(Collected data entries)

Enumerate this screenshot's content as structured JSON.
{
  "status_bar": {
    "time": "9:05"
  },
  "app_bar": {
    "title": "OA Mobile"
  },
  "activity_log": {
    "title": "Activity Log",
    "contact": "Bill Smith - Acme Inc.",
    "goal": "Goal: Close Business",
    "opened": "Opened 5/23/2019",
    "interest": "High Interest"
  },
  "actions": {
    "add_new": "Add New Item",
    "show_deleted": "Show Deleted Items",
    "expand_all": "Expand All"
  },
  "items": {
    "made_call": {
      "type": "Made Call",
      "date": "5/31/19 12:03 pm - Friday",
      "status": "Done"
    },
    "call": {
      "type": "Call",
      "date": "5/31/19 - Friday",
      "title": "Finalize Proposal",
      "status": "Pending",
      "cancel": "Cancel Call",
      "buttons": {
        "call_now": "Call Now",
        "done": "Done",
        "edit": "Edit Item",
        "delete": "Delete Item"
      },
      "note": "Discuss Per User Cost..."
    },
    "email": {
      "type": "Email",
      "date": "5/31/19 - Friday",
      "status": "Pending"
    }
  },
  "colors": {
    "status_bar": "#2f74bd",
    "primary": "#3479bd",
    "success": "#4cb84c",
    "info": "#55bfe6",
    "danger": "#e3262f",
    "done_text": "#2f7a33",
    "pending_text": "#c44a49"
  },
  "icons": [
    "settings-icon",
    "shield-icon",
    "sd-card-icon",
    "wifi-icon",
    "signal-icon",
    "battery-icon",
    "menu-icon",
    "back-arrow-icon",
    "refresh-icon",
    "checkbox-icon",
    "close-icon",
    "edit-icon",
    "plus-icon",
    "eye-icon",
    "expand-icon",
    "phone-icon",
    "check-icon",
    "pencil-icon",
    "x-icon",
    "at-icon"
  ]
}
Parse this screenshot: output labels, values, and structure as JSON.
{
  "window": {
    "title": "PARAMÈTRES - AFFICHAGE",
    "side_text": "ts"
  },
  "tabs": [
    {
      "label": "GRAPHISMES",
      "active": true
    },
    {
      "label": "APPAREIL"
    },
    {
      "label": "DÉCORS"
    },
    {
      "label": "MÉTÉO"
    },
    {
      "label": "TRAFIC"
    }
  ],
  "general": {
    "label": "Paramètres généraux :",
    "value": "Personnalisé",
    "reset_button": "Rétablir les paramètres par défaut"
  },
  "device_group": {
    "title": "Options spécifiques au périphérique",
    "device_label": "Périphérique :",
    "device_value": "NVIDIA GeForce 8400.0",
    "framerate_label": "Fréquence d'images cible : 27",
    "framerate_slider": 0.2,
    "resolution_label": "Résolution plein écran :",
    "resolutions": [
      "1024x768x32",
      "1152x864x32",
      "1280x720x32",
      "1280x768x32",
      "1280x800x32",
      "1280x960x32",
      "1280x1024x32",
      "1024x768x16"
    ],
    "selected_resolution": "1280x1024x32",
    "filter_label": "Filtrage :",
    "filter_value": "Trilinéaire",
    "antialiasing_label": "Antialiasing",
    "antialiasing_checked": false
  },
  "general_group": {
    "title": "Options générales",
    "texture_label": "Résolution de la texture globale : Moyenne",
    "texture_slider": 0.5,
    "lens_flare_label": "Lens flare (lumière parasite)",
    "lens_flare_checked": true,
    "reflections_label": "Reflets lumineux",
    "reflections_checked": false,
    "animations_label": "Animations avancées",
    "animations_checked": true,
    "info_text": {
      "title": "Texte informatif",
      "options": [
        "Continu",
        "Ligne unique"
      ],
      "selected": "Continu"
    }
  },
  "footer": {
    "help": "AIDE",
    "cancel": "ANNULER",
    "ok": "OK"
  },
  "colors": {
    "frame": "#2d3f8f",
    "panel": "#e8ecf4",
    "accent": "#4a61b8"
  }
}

THE EXERCISE:
Go through the preceding material and copy each line that has the word "screenshot".

ANSWER:
Enumerate this screenshot's content as structured JSON.
Parse this screenshot: output labels, values, and structure as JSON.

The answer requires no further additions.